Saved data entries
— start —

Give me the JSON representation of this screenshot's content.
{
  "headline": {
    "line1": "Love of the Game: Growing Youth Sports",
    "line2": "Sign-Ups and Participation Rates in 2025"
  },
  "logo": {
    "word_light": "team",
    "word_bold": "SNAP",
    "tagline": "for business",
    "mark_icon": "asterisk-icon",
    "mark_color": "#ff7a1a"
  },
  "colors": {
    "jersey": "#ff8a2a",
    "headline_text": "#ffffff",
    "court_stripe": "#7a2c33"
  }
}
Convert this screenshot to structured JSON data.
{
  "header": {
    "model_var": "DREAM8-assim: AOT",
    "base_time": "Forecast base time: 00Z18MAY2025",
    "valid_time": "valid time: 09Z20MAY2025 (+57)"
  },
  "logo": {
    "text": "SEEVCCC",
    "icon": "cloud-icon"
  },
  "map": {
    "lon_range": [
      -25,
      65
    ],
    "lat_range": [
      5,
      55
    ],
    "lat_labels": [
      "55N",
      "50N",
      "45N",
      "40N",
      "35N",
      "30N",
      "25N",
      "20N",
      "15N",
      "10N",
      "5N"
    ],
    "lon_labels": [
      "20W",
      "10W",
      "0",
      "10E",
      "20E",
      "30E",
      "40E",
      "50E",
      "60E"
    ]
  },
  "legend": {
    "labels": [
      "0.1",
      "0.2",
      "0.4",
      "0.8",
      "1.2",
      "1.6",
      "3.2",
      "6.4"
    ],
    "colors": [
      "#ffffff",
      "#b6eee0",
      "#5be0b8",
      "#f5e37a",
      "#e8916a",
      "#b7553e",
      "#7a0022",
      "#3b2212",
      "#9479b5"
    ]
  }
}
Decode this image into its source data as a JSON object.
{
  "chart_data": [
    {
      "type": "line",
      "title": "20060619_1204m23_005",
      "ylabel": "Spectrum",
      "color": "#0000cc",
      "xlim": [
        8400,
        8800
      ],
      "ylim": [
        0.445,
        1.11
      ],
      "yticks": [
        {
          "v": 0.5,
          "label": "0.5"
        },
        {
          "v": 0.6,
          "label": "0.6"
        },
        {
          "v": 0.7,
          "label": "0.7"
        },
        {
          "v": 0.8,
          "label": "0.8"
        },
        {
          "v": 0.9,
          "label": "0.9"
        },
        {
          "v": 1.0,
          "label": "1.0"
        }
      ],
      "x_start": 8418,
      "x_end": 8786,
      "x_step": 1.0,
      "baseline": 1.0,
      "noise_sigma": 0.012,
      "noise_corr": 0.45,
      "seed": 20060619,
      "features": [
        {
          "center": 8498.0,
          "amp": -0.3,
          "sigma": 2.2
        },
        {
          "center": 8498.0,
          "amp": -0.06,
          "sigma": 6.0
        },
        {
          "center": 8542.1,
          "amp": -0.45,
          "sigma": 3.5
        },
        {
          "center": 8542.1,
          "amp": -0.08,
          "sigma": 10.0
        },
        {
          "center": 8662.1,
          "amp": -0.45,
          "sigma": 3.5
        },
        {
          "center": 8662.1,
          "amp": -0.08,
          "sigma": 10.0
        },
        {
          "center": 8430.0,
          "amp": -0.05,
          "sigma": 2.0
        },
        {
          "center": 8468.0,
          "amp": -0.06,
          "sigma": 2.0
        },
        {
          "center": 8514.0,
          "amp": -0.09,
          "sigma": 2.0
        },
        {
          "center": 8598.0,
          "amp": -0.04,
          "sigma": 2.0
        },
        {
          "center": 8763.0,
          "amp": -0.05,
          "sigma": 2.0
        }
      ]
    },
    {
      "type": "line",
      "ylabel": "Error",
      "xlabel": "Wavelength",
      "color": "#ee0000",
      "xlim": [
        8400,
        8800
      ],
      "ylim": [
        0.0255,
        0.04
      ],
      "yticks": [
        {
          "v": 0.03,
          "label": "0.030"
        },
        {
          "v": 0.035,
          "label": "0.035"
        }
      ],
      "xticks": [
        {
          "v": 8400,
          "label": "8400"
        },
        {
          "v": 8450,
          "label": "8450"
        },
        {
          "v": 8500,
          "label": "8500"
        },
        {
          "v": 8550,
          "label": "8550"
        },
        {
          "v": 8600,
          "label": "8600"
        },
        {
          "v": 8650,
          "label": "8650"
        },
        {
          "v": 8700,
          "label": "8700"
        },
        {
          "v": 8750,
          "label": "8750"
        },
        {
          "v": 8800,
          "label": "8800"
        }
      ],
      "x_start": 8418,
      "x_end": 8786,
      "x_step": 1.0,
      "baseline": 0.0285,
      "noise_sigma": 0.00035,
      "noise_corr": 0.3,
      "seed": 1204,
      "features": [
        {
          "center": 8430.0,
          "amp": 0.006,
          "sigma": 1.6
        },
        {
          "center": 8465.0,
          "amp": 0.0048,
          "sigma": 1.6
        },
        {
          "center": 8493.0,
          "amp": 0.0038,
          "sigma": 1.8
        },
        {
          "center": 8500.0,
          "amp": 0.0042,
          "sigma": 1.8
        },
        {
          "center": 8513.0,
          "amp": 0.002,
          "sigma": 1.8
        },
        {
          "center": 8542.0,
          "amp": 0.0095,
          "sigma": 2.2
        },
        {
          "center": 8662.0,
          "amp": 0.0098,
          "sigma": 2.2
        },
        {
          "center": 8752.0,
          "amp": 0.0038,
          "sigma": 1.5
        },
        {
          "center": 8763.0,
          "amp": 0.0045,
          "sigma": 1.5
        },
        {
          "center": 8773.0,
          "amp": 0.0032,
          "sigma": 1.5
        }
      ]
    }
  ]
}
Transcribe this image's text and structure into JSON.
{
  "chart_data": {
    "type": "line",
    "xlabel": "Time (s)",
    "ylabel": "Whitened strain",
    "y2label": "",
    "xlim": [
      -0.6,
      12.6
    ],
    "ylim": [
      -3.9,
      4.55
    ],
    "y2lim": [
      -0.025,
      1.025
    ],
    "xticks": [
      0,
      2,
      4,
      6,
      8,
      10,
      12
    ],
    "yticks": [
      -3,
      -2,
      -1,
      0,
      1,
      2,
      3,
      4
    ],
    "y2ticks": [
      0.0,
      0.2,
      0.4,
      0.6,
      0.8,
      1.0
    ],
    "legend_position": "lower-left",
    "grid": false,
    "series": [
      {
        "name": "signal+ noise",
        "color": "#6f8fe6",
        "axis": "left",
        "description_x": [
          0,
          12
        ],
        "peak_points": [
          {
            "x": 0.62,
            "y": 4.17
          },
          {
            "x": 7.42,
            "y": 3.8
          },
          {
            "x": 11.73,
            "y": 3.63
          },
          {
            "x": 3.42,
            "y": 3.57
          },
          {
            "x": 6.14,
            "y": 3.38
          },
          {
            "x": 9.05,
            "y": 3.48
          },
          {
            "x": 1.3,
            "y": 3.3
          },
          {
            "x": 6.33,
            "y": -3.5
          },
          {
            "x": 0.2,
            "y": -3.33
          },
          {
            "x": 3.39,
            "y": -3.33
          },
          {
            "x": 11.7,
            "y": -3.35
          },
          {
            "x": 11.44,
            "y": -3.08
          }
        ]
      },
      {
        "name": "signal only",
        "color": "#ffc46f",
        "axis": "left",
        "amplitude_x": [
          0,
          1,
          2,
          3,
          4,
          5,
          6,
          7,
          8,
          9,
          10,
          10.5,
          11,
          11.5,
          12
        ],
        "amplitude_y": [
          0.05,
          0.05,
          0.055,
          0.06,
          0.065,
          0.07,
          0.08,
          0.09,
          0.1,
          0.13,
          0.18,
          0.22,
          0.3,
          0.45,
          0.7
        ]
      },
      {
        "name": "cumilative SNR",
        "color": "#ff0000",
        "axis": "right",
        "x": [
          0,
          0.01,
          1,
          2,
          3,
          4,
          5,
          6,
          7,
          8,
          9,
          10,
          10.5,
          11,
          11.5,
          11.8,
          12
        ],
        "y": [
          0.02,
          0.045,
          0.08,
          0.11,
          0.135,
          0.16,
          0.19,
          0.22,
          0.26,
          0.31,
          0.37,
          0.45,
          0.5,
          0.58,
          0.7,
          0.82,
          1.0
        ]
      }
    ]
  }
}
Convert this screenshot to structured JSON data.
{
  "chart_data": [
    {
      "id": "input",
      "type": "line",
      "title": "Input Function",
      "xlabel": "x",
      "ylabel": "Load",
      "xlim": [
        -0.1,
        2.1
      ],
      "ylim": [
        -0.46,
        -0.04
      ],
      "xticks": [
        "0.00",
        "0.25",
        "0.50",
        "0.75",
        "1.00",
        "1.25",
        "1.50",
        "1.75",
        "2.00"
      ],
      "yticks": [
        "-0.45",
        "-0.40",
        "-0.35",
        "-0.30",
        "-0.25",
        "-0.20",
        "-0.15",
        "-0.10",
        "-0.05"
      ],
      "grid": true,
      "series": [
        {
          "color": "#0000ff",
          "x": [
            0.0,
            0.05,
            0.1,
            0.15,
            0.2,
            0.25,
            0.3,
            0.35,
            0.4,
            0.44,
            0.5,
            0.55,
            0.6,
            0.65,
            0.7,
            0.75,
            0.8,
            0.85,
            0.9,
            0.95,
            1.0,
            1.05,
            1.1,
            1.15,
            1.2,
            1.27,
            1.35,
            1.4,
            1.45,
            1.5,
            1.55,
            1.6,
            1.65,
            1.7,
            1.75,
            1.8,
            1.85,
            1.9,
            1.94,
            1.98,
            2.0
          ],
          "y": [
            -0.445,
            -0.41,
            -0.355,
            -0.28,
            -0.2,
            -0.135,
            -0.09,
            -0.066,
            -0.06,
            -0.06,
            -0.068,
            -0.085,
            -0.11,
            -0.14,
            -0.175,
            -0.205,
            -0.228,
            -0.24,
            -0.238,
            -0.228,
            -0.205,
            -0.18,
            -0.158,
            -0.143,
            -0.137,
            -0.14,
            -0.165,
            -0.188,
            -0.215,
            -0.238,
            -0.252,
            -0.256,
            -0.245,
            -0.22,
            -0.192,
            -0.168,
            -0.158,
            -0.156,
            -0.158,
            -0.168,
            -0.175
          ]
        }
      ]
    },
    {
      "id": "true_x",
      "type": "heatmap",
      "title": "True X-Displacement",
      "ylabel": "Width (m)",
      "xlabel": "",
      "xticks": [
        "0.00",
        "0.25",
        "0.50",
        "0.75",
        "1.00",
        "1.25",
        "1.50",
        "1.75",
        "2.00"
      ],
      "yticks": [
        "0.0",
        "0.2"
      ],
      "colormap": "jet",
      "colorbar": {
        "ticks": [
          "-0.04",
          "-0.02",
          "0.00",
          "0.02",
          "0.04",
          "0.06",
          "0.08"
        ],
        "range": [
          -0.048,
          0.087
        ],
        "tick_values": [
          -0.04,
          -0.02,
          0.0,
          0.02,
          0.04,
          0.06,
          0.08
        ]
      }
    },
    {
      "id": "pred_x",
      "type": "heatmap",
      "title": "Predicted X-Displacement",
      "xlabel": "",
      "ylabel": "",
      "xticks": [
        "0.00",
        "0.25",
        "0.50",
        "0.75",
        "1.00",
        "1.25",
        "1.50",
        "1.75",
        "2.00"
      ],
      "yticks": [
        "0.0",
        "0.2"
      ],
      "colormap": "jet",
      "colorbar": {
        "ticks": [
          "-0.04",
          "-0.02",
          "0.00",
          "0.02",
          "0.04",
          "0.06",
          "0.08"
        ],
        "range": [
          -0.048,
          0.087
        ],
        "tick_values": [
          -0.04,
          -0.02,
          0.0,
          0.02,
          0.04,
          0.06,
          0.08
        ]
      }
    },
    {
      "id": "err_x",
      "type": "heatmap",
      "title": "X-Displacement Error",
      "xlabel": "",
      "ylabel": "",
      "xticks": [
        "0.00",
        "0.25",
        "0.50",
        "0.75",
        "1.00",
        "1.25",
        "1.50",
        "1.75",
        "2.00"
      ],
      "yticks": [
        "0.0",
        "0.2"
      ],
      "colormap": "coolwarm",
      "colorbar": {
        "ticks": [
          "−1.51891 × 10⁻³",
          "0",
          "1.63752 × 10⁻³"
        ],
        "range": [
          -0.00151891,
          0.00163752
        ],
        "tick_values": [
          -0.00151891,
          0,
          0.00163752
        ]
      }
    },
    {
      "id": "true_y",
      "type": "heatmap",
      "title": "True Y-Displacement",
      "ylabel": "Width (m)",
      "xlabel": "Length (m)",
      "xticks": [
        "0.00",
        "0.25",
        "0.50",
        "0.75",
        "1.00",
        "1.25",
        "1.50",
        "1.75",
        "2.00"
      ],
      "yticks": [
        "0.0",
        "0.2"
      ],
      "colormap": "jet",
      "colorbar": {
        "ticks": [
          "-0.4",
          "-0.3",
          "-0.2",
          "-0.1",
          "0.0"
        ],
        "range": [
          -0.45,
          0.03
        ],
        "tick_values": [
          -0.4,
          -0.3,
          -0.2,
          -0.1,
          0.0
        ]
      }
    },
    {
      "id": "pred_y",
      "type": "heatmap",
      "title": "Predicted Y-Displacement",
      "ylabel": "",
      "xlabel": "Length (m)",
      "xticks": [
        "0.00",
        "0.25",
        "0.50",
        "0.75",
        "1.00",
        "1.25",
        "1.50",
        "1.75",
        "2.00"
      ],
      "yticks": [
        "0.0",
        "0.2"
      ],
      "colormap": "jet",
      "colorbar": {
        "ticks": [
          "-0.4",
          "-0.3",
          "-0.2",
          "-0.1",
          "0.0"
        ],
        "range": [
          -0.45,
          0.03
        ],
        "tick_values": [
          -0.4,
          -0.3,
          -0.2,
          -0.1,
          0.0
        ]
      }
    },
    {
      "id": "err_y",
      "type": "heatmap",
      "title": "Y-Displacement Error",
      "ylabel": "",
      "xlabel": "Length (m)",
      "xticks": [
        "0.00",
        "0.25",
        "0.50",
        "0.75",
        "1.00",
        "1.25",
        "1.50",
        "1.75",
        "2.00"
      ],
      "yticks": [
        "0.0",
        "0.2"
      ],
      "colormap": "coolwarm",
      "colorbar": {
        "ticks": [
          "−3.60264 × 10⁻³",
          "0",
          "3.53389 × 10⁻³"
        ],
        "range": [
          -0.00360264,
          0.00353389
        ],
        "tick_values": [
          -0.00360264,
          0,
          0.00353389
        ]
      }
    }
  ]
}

— end —

● Task directions
Report all lines of the data that include the word "Displacement".

● In response
      "title": "True X-Displacement",
      "title": "Predicted X-Displacement",
      "title": "X-Displacement Error",
      "title": "True Y-Displacement",
      "title": "Predicted Y-Displacement",
      "title": "Y-Displacement Error",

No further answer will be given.